Print the portion of the article on the Stanford Town Board candidates that begins with the words "Descoteaux, elected to" and stops after "or fuels confusion.". Reproduce it word for word.

Excerpted passage >>

= = = = = = =

Next to her at the table, Michael Roche, a Republican attorney and retired New York Police Department sergeant who settled here full-time three years ago but has owned a home since the late 1990s, said he’s running to offer “a different point of view.” He described a Town Hall that is too prescriptive. “I feel that the Town Board’s got to get out of the way,” he said. “Stop making these environmental laws that are hampering new businesses from coming in… We need to get out of the way, and let things happen.”

Both candidates offered personal origin stories that help explain their programs. Roche spoke first, recalling his first visit to Stanford in 1975 — “the fishing, swimming, ice skating, nature, I couldn’t get enough” — then a career that took him from uniformed and plainclothes NYPD assignments to law school and a family-law practice. Leadership, he said, is transferable: “I’ve led out the streets of New York, and I believe I can lead in Stanford.”

Descoteaux, elected to the board in 2023, pointed to the unglamorous work of budgeting and committees: liaising with the Conservation Advisory Committee as it finished the Natural Resources Inventory, heading up the Water Quality Committee, and helping to organize the Sparc Park playground rebuild. Corporate stops at Toyota, L’Oréal and Walmart, she said, taught her to manage “large teams and big budgets.”

Much of the evening turned on a single premise: whether Stanford’s planning framework, specifically its December, 2023 Comprehensive Plan, provides helpful guidance or fuels confusion.

= = = = = = =

Excerpted data >>

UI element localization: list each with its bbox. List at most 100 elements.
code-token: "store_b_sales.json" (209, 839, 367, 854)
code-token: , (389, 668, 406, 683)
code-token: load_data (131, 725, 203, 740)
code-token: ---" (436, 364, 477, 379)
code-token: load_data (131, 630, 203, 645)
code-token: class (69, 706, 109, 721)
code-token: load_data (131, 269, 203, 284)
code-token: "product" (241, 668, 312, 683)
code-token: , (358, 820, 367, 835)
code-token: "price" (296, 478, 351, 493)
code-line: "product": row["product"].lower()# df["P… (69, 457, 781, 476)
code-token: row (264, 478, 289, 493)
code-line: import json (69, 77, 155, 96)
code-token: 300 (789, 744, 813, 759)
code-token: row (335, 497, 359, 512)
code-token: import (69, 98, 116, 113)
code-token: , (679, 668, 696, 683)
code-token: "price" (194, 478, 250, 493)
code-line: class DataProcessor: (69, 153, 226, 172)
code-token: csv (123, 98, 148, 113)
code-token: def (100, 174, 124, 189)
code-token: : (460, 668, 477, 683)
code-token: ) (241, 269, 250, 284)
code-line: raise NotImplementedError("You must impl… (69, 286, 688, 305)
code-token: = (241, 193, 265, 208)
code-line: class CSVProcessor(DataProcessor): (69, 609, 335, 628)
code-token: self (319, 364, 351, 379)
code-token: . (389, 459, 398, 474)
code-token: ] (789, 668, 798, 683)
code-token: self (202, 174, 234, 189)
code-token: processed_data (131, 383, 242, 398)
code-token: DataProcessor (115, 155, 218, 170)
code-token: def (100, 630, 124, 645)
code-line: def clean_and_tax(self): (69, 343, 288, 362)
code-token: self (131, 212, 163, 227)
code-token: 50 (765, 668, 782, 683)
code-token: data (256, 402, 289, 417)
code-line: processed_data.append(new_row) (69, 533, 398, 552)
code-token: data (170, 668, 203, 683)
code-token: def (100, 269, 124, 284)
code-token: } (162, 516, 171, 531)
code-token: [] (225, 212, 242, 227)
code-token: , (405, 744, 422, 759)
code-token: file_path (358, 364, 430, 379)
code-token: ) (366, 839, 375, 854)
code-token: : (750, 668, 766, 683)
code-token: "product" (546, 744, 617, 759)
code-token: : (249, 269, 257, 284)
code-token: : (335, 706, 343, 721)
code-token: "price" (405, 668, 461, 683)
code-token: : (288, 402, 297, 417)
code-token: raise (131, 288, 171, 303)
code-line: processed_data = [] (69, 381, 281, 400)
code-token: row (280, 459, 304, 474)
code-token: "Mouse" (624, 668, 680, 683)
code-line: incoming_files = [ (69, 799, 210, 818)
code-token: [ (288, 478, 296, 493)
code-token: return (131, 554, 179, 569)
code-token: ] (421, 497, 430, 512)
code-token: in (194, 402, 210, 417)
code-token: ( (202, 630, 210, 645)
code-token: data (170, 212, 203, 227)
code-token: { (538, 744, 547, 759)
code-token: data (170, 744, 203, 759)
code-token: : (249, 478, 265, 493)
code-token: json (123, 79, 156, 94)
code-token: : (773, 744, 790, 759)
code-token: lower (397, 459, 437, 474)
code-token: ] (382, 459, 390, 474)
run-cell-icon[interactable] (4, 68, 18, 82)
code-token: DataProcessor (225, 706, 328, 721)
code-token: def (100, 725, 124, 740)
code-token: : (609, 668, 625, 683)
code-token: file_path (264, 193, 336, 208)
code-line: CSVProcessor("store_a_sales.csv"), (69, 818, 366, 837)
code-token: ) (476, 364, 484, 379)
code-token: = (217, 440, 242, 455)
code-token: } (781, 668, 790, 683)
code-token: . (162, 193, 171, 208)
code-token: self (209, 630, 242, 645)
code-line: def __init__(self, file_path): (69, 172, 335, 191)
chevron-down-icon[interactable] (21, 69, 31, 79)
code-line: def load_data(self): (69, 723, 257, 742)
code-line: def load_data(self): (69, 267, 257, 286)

= = = = = = =

The answer >>
Descoteaux, elected to the board in 2023, pointed to the unglamorous work of budgeting and committees: liaising with the Conservation Advisory Committee as it finished the Natural Resources Inventory, heading up the Water Quality Committee, and helping to organize the Sparc Park playground rebuild. Corporate stops at Toyota, L’Oréal and Walmart, she said, taught her to manage “large teams and big budgets.”

Much of the evening turned on a single premise: whether Stanford’s planning framework, specifically its December, 2023 Comprehensive Plan, provides helpful guidance or fuels confusion.